━━ EXERCISE MATERIAL
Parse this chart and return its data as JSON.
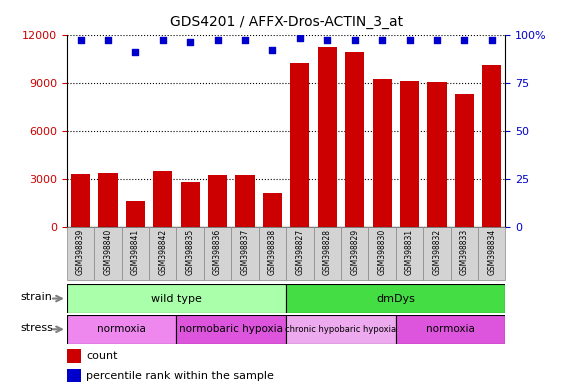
{
  "title": "GDS4201 / AFFX-Dros-ACTIN_3_at",
  "samples": [
    "GSM398839",
    "GSM398840",
    "GSM398841",
    "GSM398842",
    "GSM398835",
    "GSM398836",
    "GSM398837",
    "GSM398838",
    "GSM398827",
    "GSM398828",
    "GSM398829",
    "GSM398830",
    "GSM398831",
    "GSM398832",
    "GSM398833",
    "GSM398834"
  ],
  "counts": [
    3300,
    3350,
    1600,
    3450,
    2800,
    3250,
    3200,
    2100,
    10200,
    11200,
    10900,
    9200,
    9100,
    9050,
    8300,
    10100
  ],
  "percentile_ranks": [
    97,
    97,
    91,
    97,
    96,
    97,
    97,
    92,
    98,
    97,
    97,
    97,
    97,
    97,
    97,
    97
  ],
  "ylim_left": [
    0,
    12000
  ],
  "ylim_right": [
    0,
    100
  ],
  "yticks_left": [
    0,
    3000,
    6000,
    9000,
    12000
  ],
  "yticks_right": [
    0,
    25,
    50,
    75,
    100
  ],
  "bar_color": "#cc0000",
  "dot_color": "#0000cc",
  "strain_groups": [
    {
      "label": "wild type",
      "start": 0,
      "end": 8,
      "color": "#aaffaa"
    },
    {
      "label": "dmDys",
      "start": 8,
      "end": 16,
      "color": "#44dd44"
    }
  ],
  "stress_groups": [
    {
      "label": "normoxia",
      "start": 0,
      "end": 4,
      "color": "#ee88ee"
    },
    {
      "label": "normobaric hypoxia",
      "start": 4,
      "end": 8,
      "color": "#dd55dd"
    },
    {
      "label": "chronic hypobaric hypoxia",
      "start": 8,
      "end": 12,
      "color": "#eeaaee"
    },
    {
      "label": "normoxia",
      "start": 12,
      "end": 16,
      "color": "#dd55dd"
    }
  ],
  "background_color": "#ffffff"
}
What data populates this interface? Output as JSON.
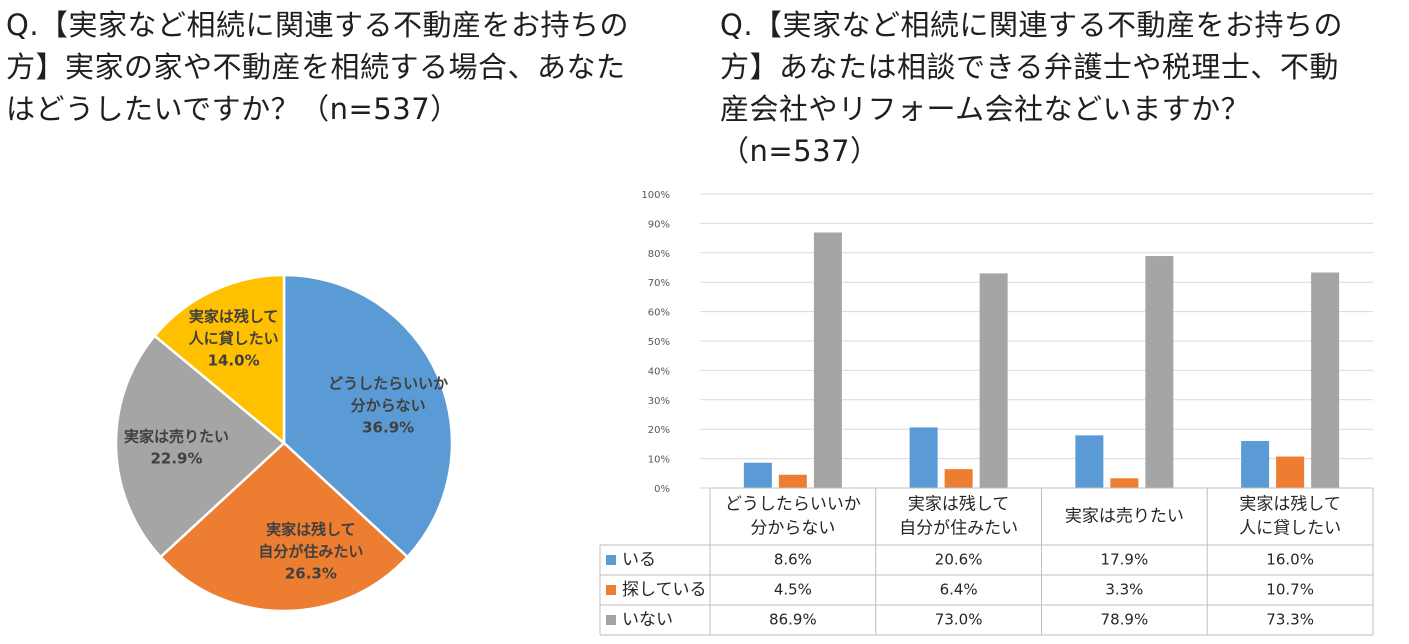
{
  "titles": {
    "left": "Q.【実家など相続に関連する不動産をお持ちの方】実家の家や不動産を相続する場合、あなたはどうしたいですか？（n=537）",
    "right": "Q.【実家など相続に関連する不動産をお持ちの方】あなたは相談できる弁護士や税理士、不動産会社やリフォーム会社などいますか？（n=537）"
  },
  "title_lines": {
    "left": [
      "Q.【実家など相続に関連する不動産をお持ちの",
      "方】実家の家や不動産を相続する場合、あなた",
      "はどうしたいですか？（n=537）"
    ],
    "right": [
      "Q.【実家など相続に関連する不動産をお持ちの",
      "方】あなたは相談できる弁護士や税理士、不動",
      "産会社やリフォーム会社などいますか？",
      "（n=537）"
    ]
  },
  "chart_data": [
    {
      "type": "pie",
      "slices": [
        {
          "label": [
            "どうしたらいいか",
            "分からない"
          ],
          "value": 36.9,
          "value_label": "36.9%",
          "color": "#5b9bd5"
        },
        {
          "label": [
            "実家は残して",
            "自分が住みたい"
          ],
          "value": 26.3,
          "value_label": "26.3%",
          "color": "#ed7d31"
        },
        {
          "label": [
            "実家は売りたい"
          ],
          "value": 22.9,
          "value_label": "22.9%",
          "color": "#a5a5a5"
        },
        {
          "label": [
            "実家は残して",
            "人に貸したい"
          ],
          "value": 14.0,
          "value_label": "14.0%",
          "color": "#ffc000"
        }
      ]
    },
    {
      "type": "bar",
      "categories": [
        [
          "どうしたらいいか",
          "分からない"
        ],
        [
          "実家は残して",
          "自分が住みたい"
        ],
        [
          "実家は売りたい"
        ],
        [
          "実家は残して",
          "人に貸したい"
        ]
      ],
      "series": [
        {
          "name": "いる",
          "color": "#5b9bd5",
          "values": [
            8.6,
            20.6,
            17.9,
            16.0
          ],
          "labels": [
            "8.6%",
            "20.6%",
            "17.9%",
            "16.0%"
          ]
        },
        {
          "name": "探している",
          "color": "#ed7d31",
          "values": [
            4.5,
            6.4,
            3.3,
            10.7
          ],
          "labels": [
            "4.5%",
            "6.4%",
            "3.3%",
            "10.7%"
          ]
        },
        {
          "name": "いない",
          "color": "#a5a5a5",
          "values": [
            86.9,
            73.0,
            78.9,
            73.3
          ],
          "labels": [
            "86.9%",
            "73.0%",
            "78.9%",
            "73.3%"
          ]
        }
      ],
      "ylim": [
        0,
        100
      ],
      "yticks": [
        "0%",
        "10%",
        "20%",
        "30%",
        "40%",
        "50%",
        "60%",
        "70%",
        "80%",
        "90%",
        "100%"
      ],
      "grid": true,
      "legend": "data-table"
    }
  ]
}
━━━━
* _INSTRUCTIONS FOR THE TASK_
Without the pictures, return all the records precisely as they stand.

* _ANSWER_
Parse this chart and return its data as JSON.
{
  "title": "GDS4201 / AFFX-Dros-ACTIN_3_at",
  "samples": [
    "GSM398839",
    "GSM398840",
    "GSM398841",
    "GSM398842",
    "GSM398835",
    "GSM398836",
    "GSM398837",
    "GSM398838",
    "GSM398827",
    "GSM398828",
    "GSM398829",
    "GSM398830",
    "GSM398831",
    "GSM398832",
    "GSM398833",
    "GSM398834"
  ],
  "counts": [
    3300,
    3350,
    1600,
    3450,
    2800,
    3250,
    3200,
    2100,
    10200,
    11200,
    10900,
    9200,
    9100,
    9050,
    8300,
    10100
  ],
  "percentile_ranks": [
    97,
    97,
    91,
    97,
    96,
    97,
    97,
    92,
    98,
    97,
    97,
    97,
    97,
    97,
    97,
    97
  ],
  "ylim_left": [
    0,
    12000
  ],
  "ylim_right": [
    0,
    100
  ],
  "yticks_left": [
    0,
    3000,
    6000,
    9000,
    12000
  ],
  "yticks_right": [
    0,
    25,
    50,
    75,
    100
  ],
  "bar_color": "#cc0000",
  "dot_color": "#0000cc",
  "strain_groups": [
    {
      "label": "wild type",
      "start": 0,
      "end": 8,
      "color": "#aaffaa"
    },
    {
      "label": "dmDys",
      "start": 8,
      "end": 16,
      "color": "#44dd44"
    }
  ],
  "stress_groups": [
    {
      "label": "normoxia",
      "start": 0,
      "end": 4,
      "color": "#ee88ee"
    },
    {
      "label": "normobaric hypoxia",
      "start": 4,
      "end": 8,
      "color": "#dd55dd"
    },
    {
      "label": "chronic hypobaric hypoxia",
      "start": 8,
      "end": 12,
      "color": "#eeaaee"
    },
    {
      "label": "normoxia",
      "start": 12,
      "end": 16,
      "color": "#dd55dd"
    }
  ],
  "background_color": "#ffffff"
}
What data populates this interface? Output as JSON.
{
  "titles": {
    "left": "Q.【実家など相続に関連する不動産をお持ちの方】実家の家や不動産を相続する場合、あなたはどうしたいですか？（n=537）",
    "right": "Q.【実家など相続に関連する不動産をお持ちの方】あなたは相談できる弁護士や税理士、不動産会社やリフォーム会社などいますか？（n=537）"
  },
  "title_lines": {
    "left": [
      "Q.【実家など相続に関連する不動産をお持ちの",
      "方】実家の家や不動産を相続する場合、あなた",
      "はどうしたいですか？（n=537）"
    ],
    "right": [
      "Q.【実家など相続に関連する不動産をお持ちの",
      "方】あなたは相談できる弁護士や税理士、不動",
      "産会社やリフォーム会社などいますか？",
      "（n=537）"
    ]
  },
  "chart_data": [
    {
      "type": "pie",
      "slices": [
        {
          "label": [
            "どうしたらいいか",
            "分からない"
          ],
          "value": 36.9,
          "value_label": "36.9%",
          "color": "#5b9bd5"
        },
        {
          "label": [
            "実家は残して",
            "自分が住みたい"
          ],
          "value": 26.3,
          "value_label": "26.3%",
          "color": "#ed7d31"
        },
        {
          "label": [
            "実家は売りたい"
          ],
          "value": 22.9,
          "value_label": "22.9%",
          "color": "#a5a5a5"
        },
        {
          "label": [
            "実家は残して",
            "人に貸したい"
          ],
          "value": 14.0,
          "value_label": "14.0%",
          "color": "#ffc000"
        }
      ]
    },
    {
      "type": "bar",
      "categories": [
        [
          "どうしたらいいか",
          "分からない"
        ],
        [
          "実家は残して",
          "自分が住みたい"
        ],
        [
          "実家は売りたい"
        ],
        [
          "実家は残して",
          "人に貸したい"
        ]
      ],
      "series": [
        {
          "name": "いる",
          "color": "#5b9bd5",
          "values": [
            8.6,
            20.6,
            17.9,
            16.0
          ],
          "labels": [
            "8.6%",
            "20.6%",
            "17.9%",
            "16.0%"
          ]
        },
        {
          "name": "探している",
          "color": "#ed7d31",
          "values": [
            4.5,
            6.4,
            3.3,
            10.7
          ],
          "labels": [
            "4.5%",
            "6.4%",
            "3.3%",
            "10.7%"
          ]
        },
        {
          "name": "いない",
          "color": "#a5a5a5",
          "values": [
            86.9,
            73.0,
            78.9,
            73.3
          ],
          "labels": [
            "86.9%",
            "73.0%",
            "78.9%",
            "73.3%"
          ]
        }
      ],
      "ylim": [
        0,
        100
      ],
      "yticks": [
        "0%",
        "10%",
        "20%",
        "30%",
        "40%",
        "50%",
        "60%",
        "70%",
        "80%",
        "90%",
        "100%"
      ],
      "grid": true,
      "legend": "data-table"
    }
  ]
}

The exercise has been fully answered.